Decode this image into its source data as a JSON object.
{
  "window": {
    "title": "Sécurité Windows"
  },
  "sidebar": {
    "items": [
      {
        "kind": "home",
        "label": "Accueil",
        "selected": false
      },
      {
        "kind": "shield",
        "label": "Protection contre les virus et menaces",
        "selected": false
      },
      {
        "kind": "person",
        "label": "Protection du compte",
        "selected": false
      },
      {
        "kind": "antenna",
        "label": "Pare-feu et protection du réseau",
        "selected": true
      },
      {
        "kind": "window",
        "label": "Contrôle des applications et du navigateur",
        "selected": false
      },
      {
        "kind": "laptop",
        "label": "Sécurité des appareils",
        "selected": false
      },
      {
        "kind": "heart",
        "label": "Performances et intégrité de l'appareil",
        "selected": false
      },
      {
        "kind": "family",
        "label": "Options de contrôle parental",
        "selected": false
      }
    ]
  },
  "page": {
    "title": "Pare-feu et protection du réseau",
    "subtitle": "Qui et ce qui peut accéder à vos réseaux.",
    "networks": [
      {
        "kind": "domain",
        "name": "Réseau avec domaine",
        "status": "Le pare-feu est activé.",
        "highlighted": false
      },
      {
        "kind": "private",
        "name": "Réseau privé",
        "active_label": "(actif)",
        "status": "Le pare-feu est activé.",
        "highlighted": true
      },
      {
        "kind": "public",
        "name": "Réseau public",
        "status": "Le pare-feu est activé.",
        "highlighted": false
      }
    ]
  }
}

*BRIEF*
Retype the material precisely, leaving out no line.

*OUTPUT OF THE EXERCISE*
Decode this image into its source data as a JSON object.
{
  "window": {
    "title": "Sécurité Windows"
  },
  "sidebar": {
    "items": [
      {
        "kind": "home",
        "label": "Accueil",
        "selected": false
      },
      {
        "kind": "shield",
        "label": "Protection contre les virus et menaces",
        "selected": false
      },
      {
        "kind": "person",
        "label": "Protection du compte",
        "selected": false
      },
      {
        "kind": "antenna",
        "label": "Pare-feu et protection du réseau",
        "selected": true
      },
      {
        "kind": "window",
        "label": "Contrôle des applications et du navigateur",
        "selected": false
      },
      {
        "kind": "laptop",
        "label": "Sécurité des appareils",
        "selected": false
      },
      {
        "kind": "heart",
        "label": "Performances et intégrité de l'appareil",
        "selected": false
      },
      {
        "kind": "family",
        "label": "Options de contrôle parental",
        "selected": false
      }
    ]
  },
  "page": {
    "title": "Pare-feu et protection du réseau",
    "subtitle": "Qui et ce qui peut accéder à vos réseaux.",
    "networks": [
      {
        "kind": "domain",
        "name": "Réseau avec domaine",
        "status": "Le pare-feu est activé.",
        "highlighted": false
      },
      {
        "kind": "private",
        "name": "Réseau privé",
        "active_label": "(actif)",
        "status": "Le pare-feu est activé.",
        "highlighted": true
      },
      {
        "kind": "public",
        "name": "Réseau public",
        "status": "Le pare-feu est activé.",
        "highlighted": false
      }
    ]
  }
}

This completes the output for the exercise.